== WHAT THIS TASK INVOLVES ==
Report the count of lines holding "CHARTRES" in the records, with no other words.

== DATA EXCERPTS ==
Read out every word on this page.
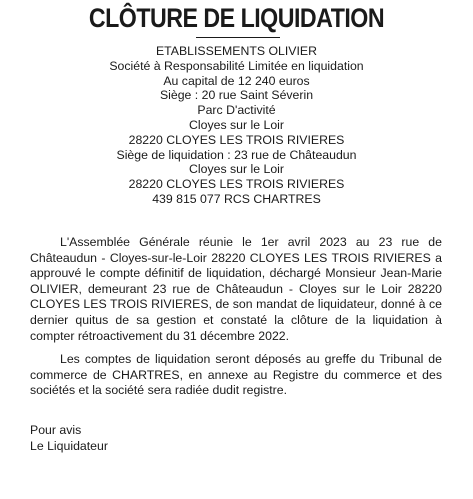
CLÔTURE DE LIQUIDATION
ETABLISSEMENTS OLIVIER
Société à Responsabilité Limitée en liquidation
Au capital de 12 240 euros
Siège : 20 rue Saint Séverin
Parc D'activité
Cloyes sur le Loir
28220 CLOYES LES TROIS RIVIERES
Siège de liquidation : 23 rue de Châteaudun
Cloyes sur le Loir
28220 CLOYES LES TROIS RIVIERES
439 815 077 RCS CHARTRES

L'Assemblée Générale réunie le 1er avril 2023 au 23 rue de Châteaudun - Cloyes-sur-le-Loir 28220 CLOYES LES TROIS RIVIERES a approuvé le compte définitif de liquidation, déchargé Monsieur Jean-Marie OLIVIER, demeurant 23 rue de Châteaudun - Cloyes sur le Loir 28220 CLOYES LES TROIS RIVIERES, de son mandat de liquidateur, donné à ce dernier quitus de sa gestion et constaté la clôture de la liquidation à compter rétroactivement du 31 décembre 2022.

Les comptes de liquidation seront déposés au greffe du Tribunal de commerce de CHARTRES, en annexe au Registre du commerce et des sociétés et la société sera radiée dudit registre.

Pour avis
Le Liquidateur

== RESULT BELOW ==
2